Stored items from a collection

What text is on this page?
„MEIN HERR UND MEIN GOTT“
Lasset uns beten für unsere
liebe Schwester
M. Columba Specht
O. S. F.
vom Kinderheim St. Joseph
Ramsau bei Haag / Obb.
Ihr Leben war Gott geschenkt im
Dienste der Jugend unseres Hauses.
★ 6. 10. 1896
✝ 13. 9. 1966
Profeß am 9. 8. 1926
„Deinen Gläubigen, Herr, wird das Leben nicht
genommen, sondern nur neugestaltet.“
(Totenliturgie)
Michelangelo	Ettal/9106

Assigned task:
Copy out the records above without altering anything.

Task result:
What text is on this page?
„MEIN HERR UND MEIN GOTT“
Lasset uns beten für unsere
liebe Schwester
M. Columba Specht
O. S. F.
vom Kinderheim St. Joseph
Ramsau bei Haag / Obb.
Ihr Leben war Gott geschenkt im
Dienste der Jugend unseres Hauses.
★ 6. 10. 1896
✝ 13. 9. 1966
Profeß am 9. 8. 1926
„Deinen Gläubigen, Herr, wird das Leben nicht
genommen, sondern nur neugestaltet.“
(Totenliturgie)
Michelangelo	Ettal/9106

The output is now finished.